- **Task brief**
Transcribe the material in full, exactly as written.

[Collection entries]
==================================================

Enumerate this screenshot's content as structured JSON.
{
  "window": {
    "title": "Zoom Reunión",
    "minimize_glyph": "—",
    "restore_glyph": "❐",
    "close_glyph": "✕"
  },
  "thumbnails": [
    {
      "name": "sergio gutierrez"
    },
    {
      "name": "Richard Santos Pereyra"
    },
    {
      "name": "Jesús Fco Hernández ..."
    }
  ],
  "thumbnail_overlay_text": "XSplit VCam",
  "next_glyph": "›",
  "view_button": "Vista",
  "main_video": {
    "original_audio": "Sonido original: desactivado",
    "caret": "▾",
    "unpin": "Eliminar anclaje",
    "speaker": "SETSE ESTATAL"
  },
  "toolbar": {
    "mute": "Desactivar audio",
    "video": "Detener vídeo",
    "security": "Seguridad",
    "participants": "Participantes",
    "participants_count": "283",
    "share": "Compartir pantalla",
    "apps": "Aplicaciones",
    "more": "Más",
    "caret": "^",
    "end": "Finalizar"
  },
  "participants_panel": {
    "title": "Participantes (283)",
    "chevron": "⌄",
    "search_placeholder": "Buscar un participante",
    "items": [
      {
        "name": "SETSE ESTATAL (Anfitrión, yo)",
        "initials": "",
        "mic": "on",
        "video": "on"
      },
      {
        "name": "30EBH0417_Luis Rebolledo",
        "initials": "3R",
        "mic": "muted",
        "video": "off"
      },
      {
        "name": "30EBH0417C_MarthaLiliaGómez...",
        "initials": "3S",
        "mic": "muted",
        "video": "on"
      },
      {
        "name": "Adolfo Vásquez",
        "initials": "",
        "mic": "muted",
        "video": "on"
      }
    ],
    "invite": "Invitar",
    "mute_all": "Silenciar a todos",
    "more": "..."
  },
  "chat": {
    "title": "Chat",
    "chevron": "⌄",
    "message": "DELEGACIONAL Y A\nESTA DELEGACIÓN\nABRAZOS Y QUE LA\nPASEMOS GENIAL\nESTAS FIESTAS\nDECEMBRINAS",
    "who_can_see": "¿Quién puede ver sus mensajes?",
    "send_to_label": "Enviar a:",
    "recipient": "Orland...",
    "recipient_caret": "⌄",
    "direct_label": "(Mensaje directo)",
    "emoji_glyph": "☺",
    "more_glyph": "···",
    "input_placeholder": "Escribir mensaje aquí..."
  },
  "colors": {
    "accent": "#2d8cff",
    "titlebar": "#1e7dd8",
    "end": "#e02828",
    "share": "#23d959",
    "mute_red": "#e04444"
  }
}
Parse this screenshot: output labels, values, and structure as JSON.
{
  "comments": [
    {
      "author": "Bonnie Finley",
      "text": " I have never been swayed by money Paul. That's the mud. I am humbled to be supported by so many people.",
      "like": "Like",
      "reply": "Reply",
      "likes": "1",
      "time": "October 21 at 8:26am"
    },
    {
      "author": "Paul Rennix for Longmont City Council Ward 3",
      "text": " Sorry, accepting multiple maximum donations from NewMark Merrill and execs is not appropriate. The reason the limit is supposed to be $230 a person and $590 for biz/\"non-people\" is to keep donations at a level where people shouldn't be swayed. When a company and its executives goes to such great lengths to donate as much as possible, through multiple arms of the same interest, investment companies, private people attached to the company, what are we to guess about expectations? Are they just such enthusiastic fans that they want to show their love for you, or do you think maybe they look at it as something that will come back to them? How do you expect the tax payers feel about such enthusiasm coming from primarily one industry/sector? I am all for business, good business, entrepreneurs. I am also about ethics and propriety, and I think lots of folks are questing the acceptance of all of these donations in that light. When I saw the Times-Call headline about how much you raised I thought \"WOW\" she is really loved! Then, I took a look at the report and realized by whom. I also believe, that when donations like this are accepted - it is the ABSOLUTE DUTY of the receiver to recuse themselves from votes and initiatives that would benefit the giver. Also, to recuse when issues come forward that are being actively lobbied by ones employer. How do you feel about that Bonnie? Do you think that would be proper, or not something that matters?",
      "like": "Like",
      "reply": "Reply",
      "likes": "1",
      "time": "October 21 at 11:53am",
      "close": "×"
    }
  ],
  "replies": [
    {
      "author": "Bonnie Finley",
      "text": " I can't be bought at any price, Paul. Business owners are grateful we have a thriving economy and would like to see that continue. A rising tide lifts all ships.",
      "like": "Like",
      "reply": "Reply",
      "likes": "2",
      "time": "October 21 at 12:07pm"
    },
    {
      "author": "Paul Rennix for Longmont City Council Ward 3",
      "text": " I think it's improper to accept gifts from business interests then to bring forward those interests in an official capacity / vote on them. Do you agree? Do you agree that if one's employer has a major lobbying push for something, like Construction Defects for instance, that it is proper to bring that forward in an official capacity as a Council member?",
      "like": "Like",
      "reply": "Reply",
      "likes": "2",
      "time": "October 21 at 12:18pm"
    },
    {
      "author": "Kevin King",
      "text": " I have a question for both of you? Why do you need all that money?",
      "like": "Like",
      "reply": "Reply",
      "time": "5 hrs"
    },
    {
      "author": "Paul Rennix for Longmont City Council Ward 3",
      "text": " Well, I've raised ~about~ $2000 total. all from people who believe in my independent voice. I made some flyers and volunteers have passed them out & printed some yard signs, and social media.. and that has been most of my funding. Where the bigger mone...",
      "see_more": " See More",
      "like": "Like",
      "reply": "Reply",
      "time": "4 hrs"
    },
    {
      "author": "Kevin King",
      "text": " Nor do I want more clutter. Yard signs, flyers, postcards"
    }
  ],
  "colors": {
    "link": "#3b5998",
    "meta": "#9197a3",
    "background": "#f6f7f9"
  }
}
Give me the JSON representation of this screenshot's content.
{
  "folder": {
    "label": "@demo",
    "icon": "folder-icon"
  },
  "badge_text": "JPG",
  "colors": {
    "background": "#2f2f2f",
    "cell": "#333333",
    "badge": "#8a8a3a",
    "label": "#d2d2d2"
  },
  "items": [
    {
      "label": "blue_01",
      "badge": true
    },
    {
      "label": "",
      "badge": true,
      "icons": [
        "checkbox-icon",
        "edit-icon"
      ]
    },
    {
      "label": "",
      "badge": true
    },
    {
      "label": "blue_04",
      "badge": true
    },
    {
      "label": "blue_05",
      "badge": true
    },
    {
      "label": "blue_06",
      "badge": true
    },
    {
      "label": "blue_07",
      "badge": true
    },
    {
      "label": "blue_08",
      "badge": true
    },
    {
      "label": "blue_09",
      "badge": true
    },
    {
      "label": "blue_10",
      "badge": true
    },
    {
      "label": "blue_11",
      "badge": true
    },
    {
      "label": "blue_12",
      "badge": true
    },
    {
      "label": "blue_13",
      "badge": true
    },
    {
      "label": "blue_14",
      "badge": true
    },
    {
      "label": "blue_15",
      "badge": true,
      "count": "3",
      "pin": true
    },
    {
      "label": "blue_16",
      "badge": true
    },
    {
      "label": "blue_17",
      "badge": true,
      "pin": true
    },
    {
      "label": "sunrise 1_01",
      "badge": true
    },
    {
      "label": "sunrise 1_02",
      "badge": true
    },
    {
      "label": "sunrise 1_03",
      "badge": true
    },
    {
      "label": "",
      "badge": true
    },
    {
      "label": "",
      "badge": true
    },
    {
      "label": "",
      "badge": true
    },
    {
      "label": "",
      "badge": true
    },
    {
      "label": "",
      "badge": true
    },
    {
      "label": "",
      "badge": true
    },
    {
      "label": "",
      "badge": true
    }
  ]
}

==================================================

- **Answer below**
Enumerate this screenshot's content as structured JSON.
{
  "window": {
    "title": "Zoom Reunión",
    "minimize_glyph": "—",
    "restore_glyph": "❐",
    "close_glyph": "✕"
  },
  "thumbnails": [
    {
      "name": "sergio gutierrez"
    },
    {
      "name": "Richard Santos Pereyra"
    },
    {
      "name": "Jesús Fco Hernández ..."
    }
  ],
  "thumbnail_overlay_text": "XSplit VCam",
  "next_glyph": "›",
  "view_button": "Vista",
  "main_video": {
    "original_audio": "Sonido original: desactivado",
    "caret": "▾",
    "unpin": "Eliminar anclaje",
    "speaker": "SETSE ESTATAL"
  },
  "toolbar": {
    "mute": "Desactivar audio",
    "video": "Detener vídeo",
    "security": "Seguridad",
    "participants": "Participantes",
    "participants_count": "283",
    "share": "Compartir pantalla",
    "apps": "Aplicaciones",
    "more": "Más",
    "caret": "^",
    "end": "Finalizar"
  },
  "participants_panel": {
    "title": "Participantes (283)",
    "chevron": "⌄",
    "search_placeholder": "Buscar un participante",
    "items": [
      {
        "name": "SETSE ESTATAL (Anfitrión, yo)",
        "initials": "",
        "mic": "on",
        "video": "on"
      },
      {
        "name": "30EBH0417_Luis Rebolledo",
        "initials": "3R",
        "mic": "muted",
        "video": "off"
      },
      {
        "name": "30EBH0417C_MarthaLiliaGómez...",
        "initials": "3S",
        "mic": "muted",
        "video": "on"
      },
      {
        "name": "Adolfo Vásquez",
        "initials": "",
        "mic": "muted",
        "video": "on"
      }
    ],
    "invite": "Invitar",
    "mute_all": "Silenciar a todos",
    "more": "..."
  },
  "chat": {
    "title": "Chat",
    "chevron": "⌄",
    "message": "DELEGACIONAL Y A\nESTA DELEGACIÓN\nABRAZOS Y QUE LA\nPASEMOS GENIAL\nESTAS FIESTAS\nDECEMBRINAS",
    "who_can_see": "¿Quién puede ver sus mensajes?",
    "send_to_label": "Enviar a:",
    "recipient": "Orland...",
    "recipient_caret": "⌄",
    "direct_label": "(Mensaje directo)",
    "emoji_glyph": "☺",
    "more_glyph": "···",
    "input_placeholder": "Escribir mensaje aquí..."
  },
  "colors": {
    "accent": "#2d8cff",
    "titlebar": "#1e7dd8",
    "end": "#e02828",
    "share": "#23d959",
    "mute_red": "#e04444"
  }
}
Parse this screenshot: output labels, values, and structure as JSON.
{
  "comments": [
    {
      "author": "Bonnie Finley",
      "text": " I have never been swayed by money Paul. That's the mud. I am humbled to be supported by so many people.",
      "like": "Like",
      "reply": "Reply",
      "likes": "1",
      "time": "October 21 at 8:26am"
    },
    {
      "author": "Paul Rennix for Longmont City Council Ward 3",
      "text": " Sorry, accepting multiple maximum donations from NewMark Merrill and execs is not appropriate. The reason the limit is supposed to be $230 a person and $590 for biz/\"non-people\" is to keep donations at a level where people shouldn't be swayed. When a company and its executives goes to such great lengths to donate as much as possible, through multiple arms of the same interest, investment companies, private people attached to the company, what are we to guess about expectations? Are they just such enthusiastic fans that they want to show their love for you, or do you think maybe they look at it as something that will come back to them? How do you expect the tax payers feel about such enthusiasm coming from primarily one industry/sector? I am all for business, good business, entrepreneurs. I am also about ethics and propriety, and I think lots of folks are questing the acceptance of all of these donations in that light. When I saw the Times-Call headline about how much you raised I thought \"WOW\" she is really loved! Then, I took a look at the report and realized by whom. I also believe, that when donations like this are accepted - it is the ABSOLUTE DUTY of the receiver to recuse themselves from votes and initiatives that would benefit the giver. Also, to recuse when issues come forward that are being actively lobbied by ones employer. How do you feel about that Bonnie? Do you think that would be proper, or not something that matters?",
      "like": "Like",
      "reply": "Reply",
      "likes": "1",
      "time": "October 21 at 11:53am",
      "close": "×"
    }
  ],
  "replies": [
    {
      "author": "Bonnie Finley",
      "text": " I can't be bought at any price, Paul. Business owners are grateful we have a thriving economy and would like to see that continue. A rising tide lifts all ships.",
      "like": "Like",
      "reply": "Reply",
      "likes": "2",
      "time": "October 21 at 12:07pm"
    },
    {
      "author": "Paul Rennix for Longmont City Council Ward 3",
      "text": " I think it's improper to accept gifts from business interests then to bring forward those interests in an official capacity / vote on them. Do you agree? Do you agree that if one's employer has a major lobbying push for something, like Construction Defects for instance, that it is proper to bring that forward in an official capacity as a Council member?",
      "like": "Like",
      "reply": "Reply",
      "likes": "2",
      "time": "October 21 at 12:18pm"
    },
    {
      "author": "Kevin King",
      "text": " I have a question for both of you? Why do you need all that money?",
      "like": "Like",
      "reply": "Reply",
      "time": "5 hrs"
    },
    {
      "author": "Paul Rennix for Longmont City Council Ward 3",
      "text": " Well, I've raised ~about~ $2000 total. all from people who believe in my independent voice. I made some flyers and volunteers have passed them out & printed some yard signs, and social media.. and that has been most of my funding. Where the bigger mone...",
      "see_more": " See More",
      "like": "Like",
      "reply": "Reply",
      "time": "4 hrs"
    },
    {
      "author": "Kevin King",
      "text": " Nor do I want more clutter. Yard signs, flyers, postcards"
    }
  ],
  "colors": {
    "link": "#3b5998",
    "meta": "#9197a3",
    "background": "#f6f7f9"
  }
}
Give me the JSON representation of this screenshot's content.
{
  "folder": {
    "label": "@demo",
    "icon": "folder-icon"
  },
  "badge_text": "JPG",
  "colors": {
    "background": "#2f2f2f",
    "cell": "#333333",
    "badge": "#8a8a3a",
    "label": "#d2d2d2"
  },
  "items": [
    {
      "label": "blue_01",
      "badge": true
    },
    {
      "label": "",
      "badge": true,
      "icons": [
        "checkbox-icon",
        "edit-icon"
      ]
    },
    {
      "label": "",
      "badge": true
    },
    {
      "label": "blue_04",
      "badge": true
    },
    {
      "label": "blue_05",
      "badge": true
    },
    {
      "label": "blue_06",
      "badge": true
    },
    {
      "label": "blue_07",
      "badge": true
    },
    {
      "label": "blue_08",
      "badge": true
    },
    {
      "label": "blue_09",
      "badge": true
    },
    {
      "label": "blue_10",
      "badge": true
    },
    {
      "label": "blue_11",
      "badge": true
    },
    {
      "label": "blue_12",
      "badge": true
    },
    {
      "label": "blue_13",
      "badge": true
    },
    {
      "label": "blue_14",
      "badge": true
    },
    {
      "label": "blue_15",
      "badge": true,
      "count": "3",
      "pin": true
    },
    {
      "label": "blue_16",
      "badge": true
    },
    {
      "label": "blue_17",
      "badge": true,
      "pin": true
    },
    {
      "label": "sunrise 1_01",
      "badge": true
    },
    {
      "label": "sunrise 1_02",
      "badge": true
    },
    {
      "label": "sunrise 1_03",
      "badge": true
    },
    {
      "label": "",
      "badge": true
    },
    {
      "label": "",
      "badge": true
    },
    {
      "label": "",
      "badge": true
    },
    {
      "label": "",
      "badge": true
    },
    {
      "label": "",
      "badge": true
    },
    {
      "label": "",
      "badge": true
    },
    {
      "label": "",
      "badge": true
    }
  ]
}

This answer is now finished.